Data shown |
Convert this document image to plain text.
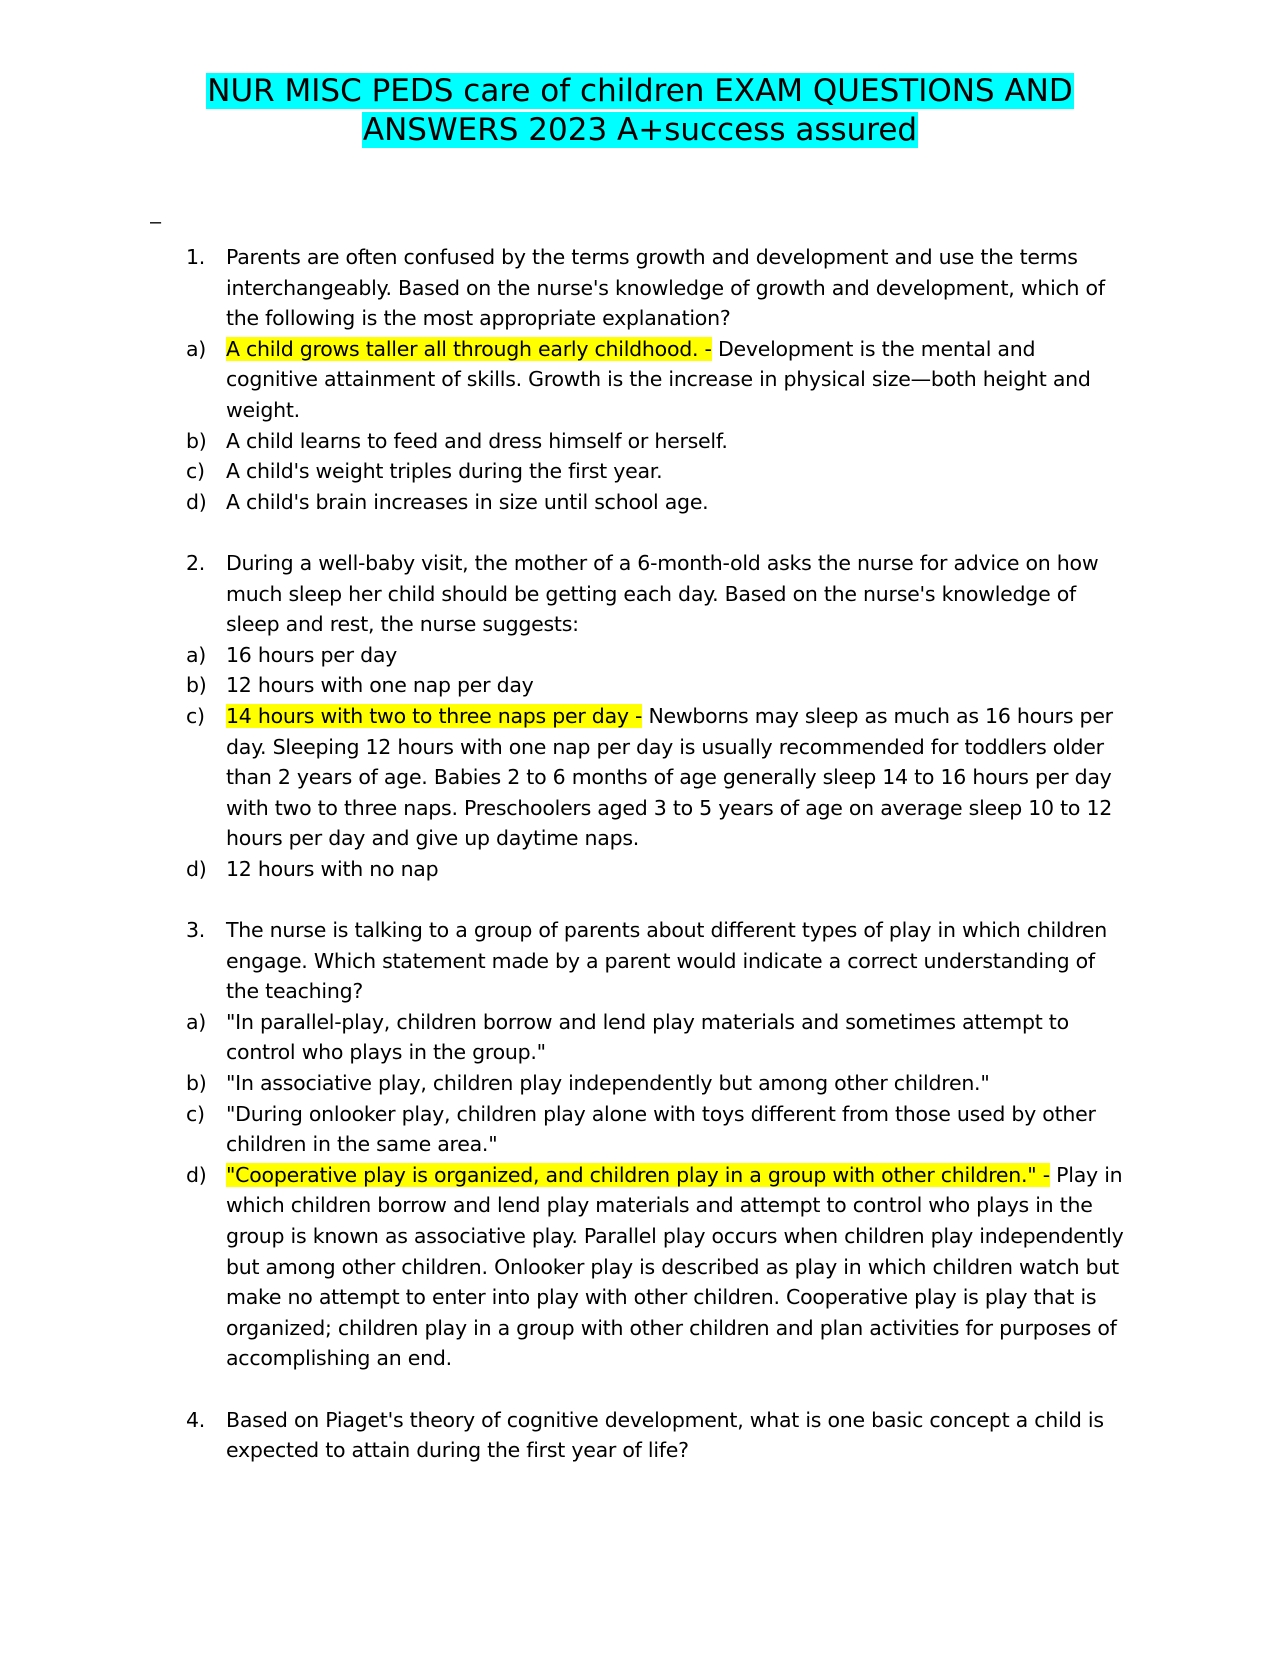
NUR MISC PEDS care of children EXAM QUESTIONS AND
ANSWERS 2023 A+success assured
–
1.	Parents are often confused by the terms growth and development and use the terms interchangeably. Based on the nurse's knowledge of growth and development, which of the following is the most appropriate explanation?
a) A child grows taller all through early childhood. - Development is the mental and cognitive attainment of skills. Growth is the increase in physical size—both height and weight.
b) A child learns to feed and dress himself or herself.
c)	A child's weight triples during the first year.
d) A child's brain increases in size until school age.
2.	During a well-baby visit, the mother of a 6-month-old asks the nurse for advice on how much sleep her child should be getting each day. Based on the nurse's knowledge of sleep and rest, the nurse suggests:
a) 16 hours per day
b) 12 hours with one nap per day
c)	14 hours with two to three naps per day - Newborns may sleep as much as 16 hours per day. Sleeping 12 hours with one nap per day is usually recommended for toddlers older than 2 years of age. Babies 2 to 6 months of age generally sleep 14 to 16 hours per day with two to three naps. Preschoolers aged 3 to 5 years of age on average sleep 10 to 12 hours per day and give up daytime naps.
d) 12 hours with no nap
3.	The nurse is talking to a group of parents about different types of play in which children engage. Which statement made by a parent would indicate a correct understanding of the teaching?
a) "In parallel-play, children borrow and lend play materials and sometimes attempt to control who plays in the group."
b) "In associative play, children play independently but among other children."
c)	"During onlooker play, children play alone with toys different from those used by other children in the same area."
d) "Cooperative play is organized, and children play in a group with other children." - Play in which children borrow and lend play materials and attempt to control who plays in the group is known as associative play. Parallel play occurs when children play independently but among other children. Onlooker play is described as play in which children watch but make no attempt to enter into play with other children. Cooperative play is play that is organized; children play in a group with other children and plan activities for purposes of accomplishing an end.
4.	Based on Piaget's theory of cognitive development, what is one basic concept a child is expected to attain during the first year of life?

Instructions to follow |
Apart from the pictures, the entries above are to be repeated in full and exactly.

Output of the exercise |
Convert this document image to plain text.
NUR MISC PEDS care of children EXAM QUESTIONS AND
ANSWERS 2023 A+success assured
–
1.	Parents are often confused by the terms growth and development and use the terms interchangeably. Based on the nurse's knowledge of growth and development, which of the following is the most appropriate explanation?
a) A child grows taller all through early childhood. - Development is the mental and cognitive attainment of skills. Growth is the increase in physical size—both height and weight.
b) A child learns to feed and dress himself or herself.
c)	A child's weight triples during the first year.
d) A child's brain increases in size until school age.
2.	During a well-baby visit, the mother of a 6-month-old asks the nurse for advice on how much sleep her child should be getting each day. Based on the nurse's knowledge of sleep and rest, the nurse suggests:
a) 16 hours per day
b) 12 hours with one nap per day
c)	14 hours with two to three naps per day - Newborns may sleep as much as 16 hours per day. Sleeping 12 hours with one nap per day is usually recommended for toddlers older than 2 years of age. Babies 2 to 6 months of age generally sleep 14 to 16 hours per day with two to three naps. Preschoolers aged 3 to 5 years of age on average sleep 10 to 12 hours per day and give up daytime naps.
d) 12 hours with no nap
3.	The nurse is talking to a group of parents about different types of play in which children engage. Which statement made by a parent would indicate a correct understanding of the teaching?
a) "In parallel-play, children borrow and lend play materials and sometimes attempt to control who plays in the group."
b) "In associative play, children play independently but among other children."
c)	"During onlooker play, children play alone with toys different from those used by other children in the same area."
d) "Cooperative play is organized, and children play in a group with other children." - Play in which children borrow and lend play materials and attempt to control who plays in the group is known as associative play. Parallel play occurs when children play independently but among other children. Onlooker play is described as play in which children watch but make no attempt to enter into play with other children. Cooperative play is play that is organized; children play in a group with other children and plan activities for purposes of accomplishing an end.
4.	Based on Piaget's theory of cognitive development, what is one basic concept a child is expected to attain during the first year of life?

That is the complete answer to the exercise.